REQUIRED TASK – Pick out all lines of the entries that include the word "Rate" and copy them.

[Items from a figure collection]
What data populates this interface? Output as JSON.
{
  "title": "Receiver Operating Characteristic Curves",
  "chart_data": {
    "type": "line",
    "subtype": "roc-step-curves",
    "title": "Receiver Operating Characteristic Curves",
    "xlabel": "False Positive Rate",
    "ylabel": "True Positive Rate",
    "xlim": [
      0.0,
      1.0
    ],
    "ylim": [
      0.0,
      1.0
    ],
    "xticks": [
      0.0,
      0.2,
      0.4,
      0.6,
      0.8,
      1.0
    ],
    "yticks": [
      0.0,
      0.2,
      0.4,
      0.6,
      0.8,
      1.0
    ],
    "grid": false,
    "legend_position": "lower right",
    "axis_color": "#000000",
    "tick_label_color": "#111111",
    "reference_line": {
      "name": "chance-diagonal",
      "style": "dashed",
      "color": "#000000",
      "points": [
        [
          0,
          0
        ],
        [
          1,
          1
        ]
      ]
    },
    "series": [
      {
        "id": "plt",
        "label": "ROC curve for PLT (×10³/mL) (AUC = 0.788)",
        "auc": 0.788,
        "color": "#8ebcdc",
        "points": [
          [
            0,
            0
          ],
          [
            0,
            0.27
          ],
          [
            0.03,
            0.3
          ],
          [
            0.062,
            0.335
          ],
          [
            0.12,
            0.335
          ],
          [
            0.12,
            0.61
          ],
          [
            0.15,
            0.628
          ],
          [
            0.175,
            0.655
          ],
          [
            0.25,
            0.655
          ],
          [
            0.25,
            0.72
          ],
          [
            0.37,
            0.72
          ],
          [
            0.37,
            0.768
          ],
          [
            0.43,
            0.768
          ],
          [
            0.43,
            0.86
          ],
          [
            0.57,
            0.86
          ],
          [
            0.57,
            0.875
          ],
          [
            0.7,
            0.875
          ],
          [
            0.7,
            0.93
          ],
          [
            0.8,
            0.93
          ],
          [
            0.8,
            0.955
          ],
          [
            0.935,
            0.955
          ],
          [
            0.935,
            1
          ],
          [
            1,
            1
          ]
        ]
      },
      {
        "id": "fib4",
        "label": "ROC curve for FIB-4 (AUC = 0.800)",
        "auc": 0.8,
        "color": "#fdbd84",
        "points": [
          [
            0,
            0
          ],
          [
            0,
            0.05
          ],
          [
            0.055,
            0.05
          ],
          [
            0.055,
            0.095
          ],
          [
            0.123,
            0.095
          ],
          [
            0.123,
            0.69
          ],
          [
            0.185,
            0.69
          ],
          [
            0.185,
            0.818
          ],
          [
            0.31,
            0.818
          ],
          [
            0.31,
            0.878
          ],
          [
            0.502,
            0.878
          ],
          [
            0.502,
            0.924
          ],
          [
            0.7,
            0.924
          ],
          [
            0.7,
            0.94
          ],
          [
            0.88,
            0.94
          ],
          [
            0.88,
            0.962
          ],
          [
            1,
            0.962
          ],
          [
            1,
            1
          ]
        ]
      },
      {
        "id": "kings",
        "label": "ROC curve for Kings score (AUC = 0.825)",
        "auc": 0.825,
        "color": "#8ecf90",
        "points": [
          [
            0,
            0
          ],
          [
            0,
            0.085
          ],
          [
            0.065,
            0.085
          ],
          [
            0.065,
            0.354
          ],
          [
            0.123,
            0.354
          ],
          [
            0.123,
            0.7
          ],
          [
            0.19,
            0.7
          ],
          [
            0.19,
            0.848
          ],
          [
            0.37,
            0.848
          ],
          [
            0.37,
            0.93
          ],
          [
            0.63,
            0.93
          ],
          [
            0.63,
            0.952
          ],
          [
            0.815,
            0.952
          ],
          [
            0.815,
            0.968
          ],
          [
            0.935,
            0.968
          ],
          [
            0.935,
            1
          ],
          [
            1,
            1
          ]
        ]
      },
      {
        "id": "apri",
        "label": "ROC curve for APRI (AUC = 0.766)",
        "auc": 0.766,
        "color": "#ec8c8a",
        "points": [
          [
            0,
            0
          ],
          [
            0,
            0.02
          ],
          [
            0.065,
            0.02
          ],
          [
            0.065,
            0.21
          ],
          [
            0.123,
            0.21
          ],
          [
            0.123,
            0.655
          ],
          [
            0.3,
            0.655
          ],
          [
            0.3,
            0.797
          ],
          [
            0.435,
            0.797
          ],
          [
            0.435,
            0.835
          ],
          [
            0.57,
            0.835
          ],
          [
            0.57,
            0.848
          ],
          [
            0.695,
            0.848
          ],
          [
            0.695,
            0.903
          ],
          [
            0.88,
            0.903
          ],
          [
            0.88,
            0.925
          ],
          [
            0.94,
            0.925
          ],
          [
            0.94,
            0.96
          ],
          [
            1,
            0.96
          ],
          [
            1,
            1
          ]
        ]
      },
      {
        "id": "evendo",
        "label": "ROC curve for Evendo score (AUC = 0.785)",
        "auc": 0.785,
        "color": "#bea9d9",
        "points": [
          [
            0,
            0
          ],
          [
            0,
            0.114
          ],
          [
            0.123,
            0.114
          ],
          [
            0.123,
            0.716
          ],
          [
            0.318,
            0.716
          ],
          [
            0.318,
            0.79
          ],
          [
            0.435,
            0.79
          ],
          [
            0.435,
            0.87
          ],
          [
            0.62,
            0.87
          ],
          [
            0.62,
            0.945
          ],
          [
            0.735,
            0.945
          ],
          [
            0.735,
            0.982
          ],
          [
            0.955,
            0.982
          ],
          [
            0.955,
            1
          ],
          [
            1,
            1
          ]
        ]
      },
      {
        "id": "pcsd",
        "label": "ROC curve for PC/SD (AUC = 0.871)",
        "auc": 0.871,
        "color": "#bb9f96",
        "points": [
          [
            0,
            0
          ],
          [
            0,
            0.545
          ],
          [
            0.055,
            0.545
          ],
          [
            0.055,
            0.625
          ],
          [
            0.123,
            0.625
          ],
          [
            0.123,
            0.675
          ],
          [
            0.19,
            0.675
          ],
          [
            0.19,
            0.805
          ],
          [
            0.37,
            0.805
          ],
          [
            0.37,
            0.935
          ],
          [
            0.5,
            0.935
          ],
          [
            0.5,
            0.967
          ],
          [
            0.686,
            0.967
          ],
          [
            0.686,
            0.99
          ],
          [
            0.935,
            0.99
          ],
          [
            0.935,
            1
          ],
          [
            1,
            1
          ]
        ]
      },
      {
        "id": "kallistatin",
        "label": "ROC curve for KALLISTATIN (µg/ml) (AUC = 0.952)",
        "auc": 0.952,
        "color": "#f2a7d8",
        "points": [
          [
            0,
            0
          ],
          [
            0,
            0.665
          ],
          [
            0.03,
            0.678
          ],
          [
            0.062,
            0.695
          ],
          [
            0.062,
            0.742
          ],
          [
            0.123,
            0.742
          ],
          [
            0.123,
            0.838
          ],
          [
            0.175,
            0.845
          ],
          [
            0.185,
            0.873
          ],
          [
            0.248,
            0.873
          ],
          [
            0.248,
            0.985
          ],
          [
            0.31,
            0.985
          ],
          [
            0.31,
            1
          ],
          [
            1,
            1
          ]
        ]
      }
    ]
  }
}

COMPLETED EXERCISE –
    "xlabel": "False Positive Rate",
    "ylabel": "True Positive Rate",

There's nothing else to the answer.